[Figure content listings]
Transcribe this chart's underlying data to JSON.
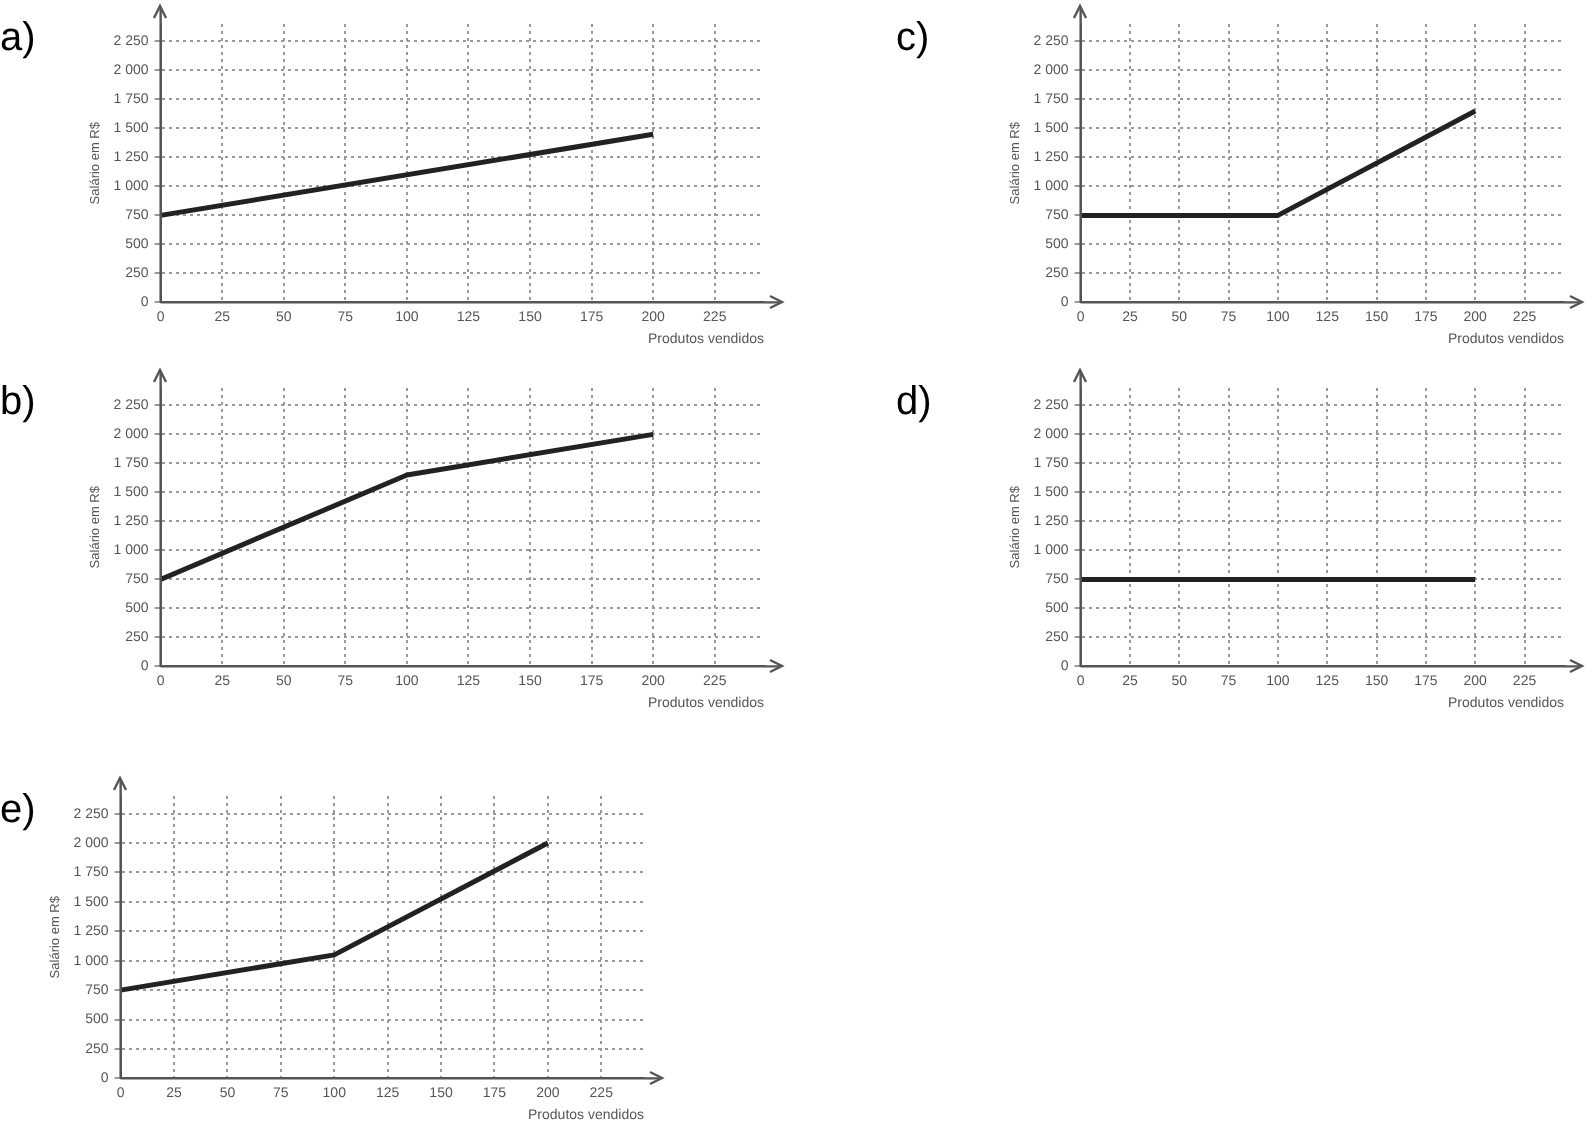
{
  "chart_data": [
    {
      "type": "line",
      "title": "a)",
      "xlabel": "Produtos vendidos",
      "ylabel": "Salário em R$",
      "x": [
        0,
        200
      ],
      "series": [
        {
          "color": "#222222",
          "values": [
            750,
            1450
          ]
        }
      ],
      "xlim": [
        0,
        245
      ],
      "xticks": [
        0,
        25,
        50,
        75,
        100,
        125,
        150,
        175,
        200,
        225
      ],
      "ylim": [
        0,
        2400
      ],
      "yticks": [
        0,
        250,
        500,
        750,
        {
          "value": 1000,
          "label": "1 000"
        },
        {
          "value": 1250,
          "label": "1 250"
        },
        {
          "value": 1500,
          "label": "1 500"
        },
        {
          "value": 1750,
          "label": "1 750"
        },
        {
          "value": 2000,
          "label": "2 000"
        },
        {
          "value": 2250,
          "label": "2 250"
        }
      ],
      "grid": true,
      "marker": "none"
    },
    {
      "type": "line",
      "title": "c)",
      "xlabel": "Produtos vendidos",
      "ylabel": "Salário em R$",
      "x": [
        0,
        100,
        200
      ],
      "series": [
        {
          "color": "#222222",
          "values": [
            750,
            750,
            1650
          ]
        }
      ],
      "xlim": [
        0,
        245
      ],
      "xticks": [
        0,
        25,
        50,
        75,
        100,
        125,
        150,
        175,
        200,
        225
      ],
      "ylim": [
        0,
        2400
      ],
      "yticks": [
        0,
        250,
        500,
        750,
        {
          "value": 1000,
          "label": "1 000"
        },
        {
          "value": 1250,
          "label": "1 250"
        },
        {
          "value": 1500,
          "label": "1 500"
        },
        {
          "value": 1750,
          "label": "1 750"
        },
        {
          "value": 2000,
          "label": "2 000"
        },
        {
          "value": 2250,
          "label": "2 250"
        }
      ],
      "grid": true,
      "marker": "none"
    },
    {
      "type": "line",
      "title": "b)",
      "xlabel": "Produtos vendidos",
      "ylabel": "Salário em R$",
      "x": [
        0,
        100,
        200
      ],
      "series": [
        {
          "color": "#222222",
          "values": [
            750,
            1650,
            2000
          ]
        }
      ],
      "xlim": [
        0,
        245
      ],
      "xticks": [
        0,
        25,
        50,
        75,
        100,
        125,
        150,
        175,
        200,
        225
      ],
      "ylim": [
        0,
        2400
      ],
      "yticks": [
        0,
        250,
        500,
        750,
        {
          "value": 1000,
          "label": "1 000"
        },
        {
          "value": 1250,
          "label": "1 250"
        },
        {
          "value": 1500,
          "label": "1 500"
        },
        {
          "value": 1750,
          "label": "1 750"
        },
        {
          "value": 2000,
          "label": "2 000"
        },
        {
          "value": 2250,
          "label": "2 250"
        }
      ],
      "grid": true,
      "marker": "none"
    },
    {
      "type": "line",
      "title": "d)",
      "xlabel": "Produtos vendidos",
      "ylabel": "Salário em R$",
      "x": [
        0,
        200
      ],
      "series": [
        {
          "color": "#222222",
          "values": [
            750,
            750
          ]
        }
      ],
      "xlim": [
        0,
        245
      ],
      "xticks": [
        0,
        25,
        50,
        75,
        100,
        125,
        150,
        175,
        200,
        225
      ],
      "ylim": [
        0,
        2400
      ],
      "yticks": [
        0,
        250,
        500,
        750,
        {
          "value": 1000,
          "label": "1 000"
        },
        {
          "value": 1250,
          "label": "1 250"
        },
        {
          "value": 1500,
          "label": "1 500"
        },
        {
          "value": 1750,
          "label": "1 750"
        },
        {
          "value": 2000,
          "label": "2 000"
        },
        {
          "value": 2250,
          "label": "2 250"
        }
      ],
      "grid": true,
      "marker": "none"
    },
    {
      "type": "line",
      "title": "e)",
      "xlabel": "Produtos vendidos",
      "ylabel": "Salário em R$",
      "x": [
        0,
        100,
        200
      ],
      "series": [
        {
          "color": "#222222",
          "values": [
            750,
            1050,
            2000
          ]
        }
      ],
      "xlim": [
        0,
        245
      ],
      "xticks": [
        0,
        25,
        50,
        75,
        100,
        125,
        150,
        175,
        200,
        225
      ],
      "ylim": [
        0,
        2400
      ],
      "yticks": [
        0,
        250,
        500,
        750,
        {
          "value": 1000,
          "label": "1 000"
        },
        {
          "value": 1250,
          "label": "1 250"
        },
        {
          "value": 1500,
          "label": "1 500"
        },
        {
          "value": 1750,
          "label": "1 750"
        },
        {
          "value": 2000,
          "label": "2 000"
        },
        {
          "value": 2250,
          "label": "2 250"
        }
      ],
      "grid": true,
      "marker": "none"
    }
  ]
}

### What the exercise asks
Give the number of lines that hold the word "title" in these records, with nothing added.

### Worked solution
5